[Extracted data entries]
# # # # # # #

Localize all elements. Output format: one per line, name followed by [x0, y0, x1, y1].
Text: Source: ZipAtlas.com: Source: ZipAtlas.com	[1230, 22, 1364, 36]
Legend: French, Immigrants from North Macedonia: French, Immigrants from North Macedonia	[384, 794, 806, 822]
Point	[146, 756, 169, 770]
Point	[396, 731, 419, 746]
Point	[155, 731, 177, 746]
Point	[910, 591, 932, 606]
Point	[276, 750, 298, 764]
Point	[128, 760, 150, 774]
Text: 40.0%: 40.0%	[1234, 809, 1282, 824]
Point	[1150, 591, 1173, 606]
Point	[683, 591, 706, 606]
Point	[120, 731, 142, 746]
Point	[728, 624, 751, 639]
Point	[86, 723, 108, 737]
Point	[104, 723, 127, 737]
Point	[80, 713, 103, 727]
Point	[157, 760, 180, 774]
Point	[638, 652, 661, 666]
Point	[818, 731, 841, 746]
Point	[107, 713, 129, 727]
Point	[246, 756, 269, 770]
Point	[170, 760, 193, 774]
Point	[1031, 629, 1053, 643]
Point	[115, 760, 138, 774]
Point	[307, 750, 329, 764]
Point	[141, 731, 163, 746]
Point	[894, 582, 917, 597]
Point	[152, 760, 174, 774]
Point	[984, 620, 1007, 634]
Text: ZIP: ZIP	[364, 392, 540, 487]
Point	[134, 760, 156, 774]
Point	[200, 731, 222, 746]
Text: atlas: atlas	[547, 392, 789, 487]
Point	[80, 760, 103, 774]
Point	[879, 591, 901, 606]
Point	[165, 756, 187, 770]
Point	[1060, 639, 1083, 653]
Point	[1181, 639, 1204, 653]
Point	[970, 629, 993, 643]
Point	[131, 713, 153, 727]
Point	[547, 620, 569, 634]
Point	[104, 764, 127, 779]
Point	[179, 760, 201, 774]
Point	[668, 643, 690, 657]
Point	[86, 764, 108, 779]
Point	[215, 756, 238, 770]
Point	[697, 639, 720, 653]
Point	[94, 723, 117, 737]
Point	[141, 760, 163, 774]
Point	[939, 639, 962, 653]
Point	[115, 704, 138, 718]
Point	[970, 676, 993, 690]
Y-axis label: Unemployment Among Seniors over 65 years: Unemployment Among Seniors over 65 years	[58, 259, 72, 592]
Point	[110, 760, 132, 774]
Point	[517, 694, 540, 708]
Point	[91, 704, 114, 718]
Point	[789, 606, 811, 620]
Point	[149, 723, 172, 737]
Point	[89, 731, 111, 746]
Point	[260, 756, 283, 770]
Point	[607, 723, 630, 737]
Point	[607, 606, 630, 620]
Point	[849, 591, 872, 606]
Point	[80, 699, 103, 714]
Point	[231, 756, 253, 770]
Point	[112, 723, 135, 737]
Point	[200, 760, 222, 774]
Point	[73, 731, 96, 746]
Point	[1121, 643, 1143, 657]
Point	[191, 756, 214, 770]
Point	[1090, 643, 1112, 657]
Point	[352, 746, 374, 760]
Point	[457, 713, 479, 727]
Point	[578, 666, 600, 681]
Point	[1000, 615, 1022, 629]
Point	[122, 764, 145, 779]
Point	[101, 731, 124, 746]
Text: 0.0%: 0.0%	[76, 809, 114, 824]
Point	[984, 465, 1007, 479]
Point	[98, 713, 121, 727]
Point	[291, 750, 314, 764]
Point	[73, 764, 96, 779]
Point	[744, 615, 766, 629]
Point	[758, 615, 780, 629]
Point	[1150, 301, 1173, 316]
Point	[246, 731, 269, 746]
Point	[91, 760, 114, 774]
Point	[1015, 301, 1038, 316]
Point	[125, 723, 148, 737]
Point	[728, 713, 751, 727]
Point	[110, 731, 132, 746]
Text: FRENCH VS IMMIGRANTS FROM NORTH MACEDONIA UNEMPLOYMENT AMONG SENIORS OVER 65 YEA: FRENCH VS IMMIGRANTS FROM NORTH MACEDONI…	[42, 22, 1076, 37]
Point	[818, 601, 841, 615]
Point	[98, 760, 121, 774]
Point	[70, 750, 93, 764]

# # # # # # #

◆ **Exercise brief**: Please return these lines with no changes.

◆ **Task result**:
Localize all elements. Output format: one per line, name followed by [x0, y0, x1, y1].
Text: Source: ZipAtlas.com: Source: ZipAtlas.com	[1230, 22, 1364, 36]
Legend: French, Immigrants from North Macedonia: French, Immigrants from North Macedonia	[384, 794, 806, 822]
Point	[146, 756, 169, 770]
Point	[396, 731, 419, 746]
Point	[155, 731, 177, 746]
Point	[910, 591, 932, 606]
Point	[276, 750, 298, 764]
Point	[128, 760, 150, 774]
Text: 40.0%: 40.0%	[1234, 809, 1282, 824]
Point	[1150, 591, 1173, 606]
Point	[683, 591, 706, 606]
Point	[120, 731, 142, 746]
Point	[728, 624, 751, 639]
Point	[86, 723, 108, 737]
Point	[104, 723, 127, 737]
Point	[80, 713, 103, 727]
Point	[157, 760, 180, 774]
Point	[638, 652, 661, 666]
Point	[818, 731, 841, 746]
Point	[107, 713, 129, 727]
Point	[246, 756, 269, 770]
Point	[170, 760, 193, 774]
Point	[1031, 629, 1053, 643]
Point	[115, 760, 138, 774]
Point	[307, 750, 329, 764]
Point	[141, 731, 163, 746]
Point	[894, 582, 917, 597]
Point	[152, 760, 174, 774]
Point	[984, 620, 1007, 634]
Text: ZIP: ZIP	[364, 392, 540, 487]
Point	[134, 760, 156, 774]
Point	[200, 731, 222, 746]
Text: atlas: atlas	[547, 392, 789, 487]
Point	[80, 760, 103, 774]
Point	[879, 591, 901, 606]
Point	[165, 756, 187, 770]
Point	[1060, 639, 1083, 653]
Point	[1181, 639, 1204, 653]
Point	[970, 629, 993, 643]
Point	[131, 713, 153, 727]
Point	[547, 620, 569, 634]
Point	[104, 764, 127, 779]
Point	[179, 760, 201, 774]
Point	[668, 643, 690, 657]
Point	[86, 764, 108, 779]
Point	[215, 756, 238, 770]
Point	[697, 639, 720, 653]
Point	[94, 723, 117, 737]
Point	[141, 760, 163, 774]
Point	[939, 639, 962, 653]
Point	[115, 704, 138, 718]
Point	[970, 676, 993, 690]
Y-axis label: Unemployment Among Seniors over 65 years: Unemployment Among Seniors over 65 years	[58, 259, 72, 592]
Point	[110, 760, 132, 774]
Point	[517, 694, 540, 708]
Point	[91, 704, 114, 718]
Point	[789, 606, 811, 620]
Point	[149, 723, 172, 737]
Point	[89, 731, 111, 746]
Point	[260, 756, 283, 770]
Point	[607, 723, 630, 737]
Point	[607, 606, 630, 620]
Point	[849, 591, 872, 606]
Point	[80, 699, 103, 714]
Point	[231, 756, 253, 770]
Point	[112, 723, 135, 737]
Point	[200, 760, 222, 774]
Point	[73, 731, 96, 746]
Point	[1121, 643, 1143, 657]
Point	[191, 756, 214, 770]
Point	[1090, 643, 1112, 657]
Point	[352, 746, 374, 760]
Point	[457, 713, 479, 727]
Point	[578, 666, 600, 681]
Point	[1000, 615, 1022, 629]
Point	[122, 764, 145, 779]
Point	[101, 731, 124, 746]
Text: 0.0%: 0.0%	[76, 809, 114, 824]
Point	[984, 465, 1007, 479]
Point	[98, 713, 121, 727]
Point	[291, 750, 314, 764]
Point	[73, 764, 96, 779]
Point	[744, 615, 766, 629]
Point	[758, 615, 780, 629]
Point	[1150, 301, 1173, 316]
Point	[246, 731, 269, 746]
Point	[91, 760, 114, 774]
Point	[1015, 301, 1038, 316]
Point	[125, 723, 148, 737]
Point	[728, 713, 751, 727]
Point	[110, 731, 132, 746]
Text: FRENCH VS IMMIGRANTS FROM NORTH MACEDONIA UNEMPLOYMENT AMONG SENIORS OVER 65 YEA: FRENCH VS IMMIGRANTS FROM NORTH MACEDONI…	[42, 22, 1076, 37]
Point	[818, 601, 841, 615]
Point	[98, 760, 121, 774]
Point	[70, 750, 93, 764]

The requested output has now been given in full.